[Exercise objective]: The entries below are to be transcribed in full, without their images.

[Given records]:
+++
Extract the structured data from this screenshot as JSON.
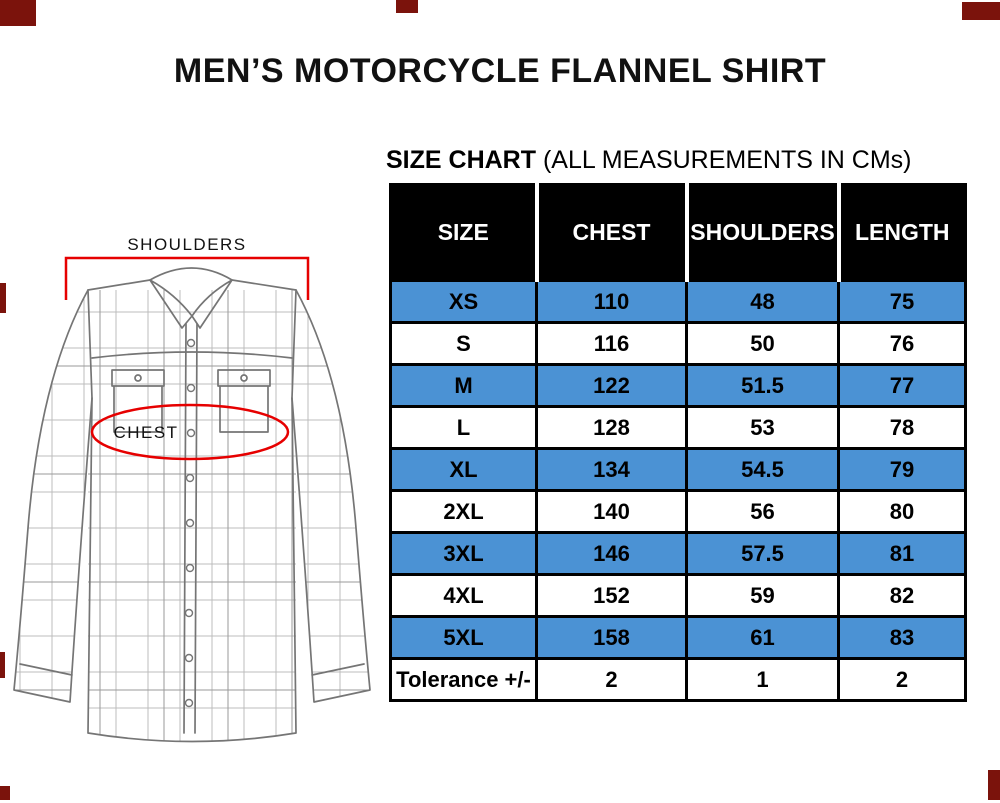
{
  "title": "MEN’S MOTORCYCLE FLANNEL SHIRT",
  "illustration": {
    "shoulders_label": "SHOULDERS",
    "chest_label": "CHEST"
  },
  "size_chart": {
    "heading_bold": "SIZE CHART",
    "heading_note": "(ALL MEASUREMENTS IN CMs)",
    "columns": [
      "SIZE",
      "CHEST",
      "SHOULDERS",
      "LENGTH"
    ],
    "rows": [
      {
        "size": "XS",
        "chest": "110",
        "shoulders": "48",
        "length": "75",
        "highlighted": true
      },
      {
        "size": "S",
        "chest": "116",
        "shoulders": "50",
        "length": "76",
        "highlighted": false
      },
      {
        "size": "M",
        "chest": "122",
        "shoulders": "51.5",
        "length": "77",
        "highlighted": true
      },
      {
        "size": "L",
        "chest": "128",
        "shoulders": "53",
        "length": "78",
        "highlighted": false
      },
      {
        "size": "XL",
        "chest": "134",
        "shoulders": "54.5",
        "length": "79",
        "highlighted": true
      },
      {
        "size": "2XL",
        "chest": "140",
        "shoulders": "56",
        "length": "80",
        "highlighted": false
      },
      {
        "size": "3XL",
        "chest": "146",
        "shoulders": "57.5",
        "length": "81",
        "highlighted": true
      },
      {
        "size": "4XL",
        "chest": "152",
        "shoulders": "59",
        "length": "82",
        "highlighted": false
      },
      {
        "size": "5XL",
        "chest": "158",
        "shoulders": "61",
        "length": "83",
        "highlighted": true
      },
      {
        "size": "Tolerance +/-",
        "chest": "2",
        "shoulders": "1",
        "length": "2",
        "highlighted": false
      }
    ]
  },
  "chart_data": {
    "type": "table",
    "title": "SIZE CHART (ALL MEASUREMENTS IN CMs)",
    "units": "cm",
    "columns": [
      "SIZE",
      "CHEST",
      "SHOULDERS",
      "LENGTH"
    ],
    "rows": [
      [
        "XS",
        110,
        48,
        75
      ],
      [
        "S",
        116,
        50,
        76
      ],
      [
        "M",
        122,
        51.5,
        77
      ],
      [
        "L",
        128,
        53,
        78
      ],
      [
        "XL",
        134,
        54.5,
        79
      ],
      [
        "2XL",
        140,
        56,
        80
      ],
      [
        "3XL",
        146,
        57.5,
        81
      ],
      [
        "4XL",
        152,
        59,
        82
      ],
      [
        "5XL",
        158,
        61,
        83
      ],
      [
        "Tolerance +/-",
        2,
        1,
        2
      ]
    ]
  },
  "colors": {
    "header_bg": "#000000",
    "header_text": "#ffffff",
    "row_highlight": "#4b92d4",
    "annotation_red": "#e60000",
    "artifact_maroon": "#7b130c"
  }
}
+++
[The output]:
Extract the structured data from this screenshot as JSON.
{
  "title": "MEN’S MOTORCYCLE FLANNEL SHIRT",
  "illustration": {
    "shoulders_label": "SHOULDERS",
    "chest_label": "CHEST"
  },
  "size_chart": {
    "heading_bold": "SIZE CHART",
    "heading_note": "(ALL MEASUREMENTS IN CMs)",
    "columns": [
      "SIZE",
      "CHEST",
      "SHOULDERS",
      "LENGTH"
    ],
    "rows": [
      {
        "size": "XS",
        "chest": "110",
        "shoulders": "48",
        "length": "75",
        "highlighted": true
      },
      {
        "size": "S",
        "chest": "116",
        "shoulders": "50",
        "length": "76",
        "highlighted": false
      },
      {
        "size": "M",
        "chest": "122",
        "shoulders": "51.5",
        "length": "77",
        "highlighted": true
      },
      {
        "size": "L",
        "chest": "128",
        "shoulders": "53",
        "length": "78",
        "highlighted": false
      },
      {
        "size": "XL",
        "chest": "134",
        "shoulders": "54.5",
        "length": "79",
        "highlighted": true
      },
      {
        "size": "2XL",
        "chest": "140",
        "shoulders": "56",
        "length": "80",
        "highlighted": false
      },
      {
        "size": "3XL",
        "chest": "146",
        "shoulders": "57.5",
        "length": "81",
        "highlighted": true
      },
      {
        "size": "4XL",
        "chest": "152",
        "shoulders": "59",
        "length": "82",
        "highlighted": false
      },
      {
        "size": "5XL",
        "chest": "158",
        "shoulders": "61",
        "length": "83",
        "highlighted": true
      },
      {
        "size": "Tolerance +/-",
        "chest": "2",
        "shoulders": "1",
        "length": "2",
        "highlighted": false
      }
    ]
  },
  "chart_data": {
    "type": "table",
    "title": "SIZE CHART (ALL MEASUREMENTS IN CMs)",
    "units": "cm",
    "columns": [
      "SIZE",
      "CHEST",
      "SHOULDERS",
      "LENGTH"
    ],
    "rows": [
      [
        "XS",
        110,
        48,
        75
      ],
      [
        "S",
        116,
        50,
        76
      ],
      [
        "M",
        122,
        51.5,
        77
      ],
      [
        "L",
        128,
        53,
        78
      ],
      [
        "XL",
        134,
        54.5,
        79
      ],
      [
        "2XL",
        140,
        56,
        80
      ],
      [
        "3XL",
        146,
        57.5,
        81
      ],
      [
        "4XL",
        152,
        59,
        82
      ],
      [
        "5XL",
        158,
        61,
        83
      ],
      [
        "Tolerance +/-",
        2,
        1,
        2
      ]
    ]
  },
  "colors": {
    "header_bg": "#000000",
    "header_text": "#ffffff",
    "row_highlight": "#4b92d4",
    "annotation_red": "#e60000",
    "artifact_maroon": "#7b130c"
  }
}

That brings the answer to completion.